--- Written exercise ---
Gather every line from the entries below that includes "Croatia".
# # # #
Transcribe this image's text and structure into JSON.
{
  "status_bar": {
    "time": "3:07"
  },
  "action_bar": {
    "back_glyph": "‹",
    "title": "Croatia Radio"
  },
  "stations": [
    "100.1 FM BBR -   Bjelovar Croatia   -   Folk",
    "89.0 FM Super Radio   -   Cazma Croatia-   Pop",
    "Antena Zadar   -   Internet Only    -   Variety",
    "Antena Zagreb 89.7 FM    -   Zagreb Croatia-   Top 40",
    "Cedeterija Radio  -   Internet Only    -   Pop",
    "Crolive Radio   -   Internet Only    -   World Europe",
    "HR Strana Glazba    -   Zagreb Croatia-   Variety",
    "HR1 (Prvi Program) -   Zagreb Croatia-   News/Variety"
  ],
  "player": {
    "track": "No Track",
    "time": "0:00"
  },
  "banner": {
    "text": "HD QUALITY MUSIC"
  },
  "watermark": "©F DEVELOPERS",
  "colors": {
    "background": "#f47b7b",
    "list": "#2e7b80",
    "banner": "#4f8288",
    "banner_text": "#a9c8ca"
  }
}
# # # #
--- Output for this task ---
    "title": "Croatia Radio"
    "100.1 FM BBR -   Bjelovar Croatia   -   Folk",
    "89.0 FM Super Radio   -   Cazma Croatia-   Pop",
    "Antena Zagreb 89.7 FM    -   Zagreb Croatia-   Top 40",
    "HR Strana Glazba    -   Zagreb Croatia-   Variety",
    "HR1 (Prvi Program) -   Zagreb Croatia-   News/Variety"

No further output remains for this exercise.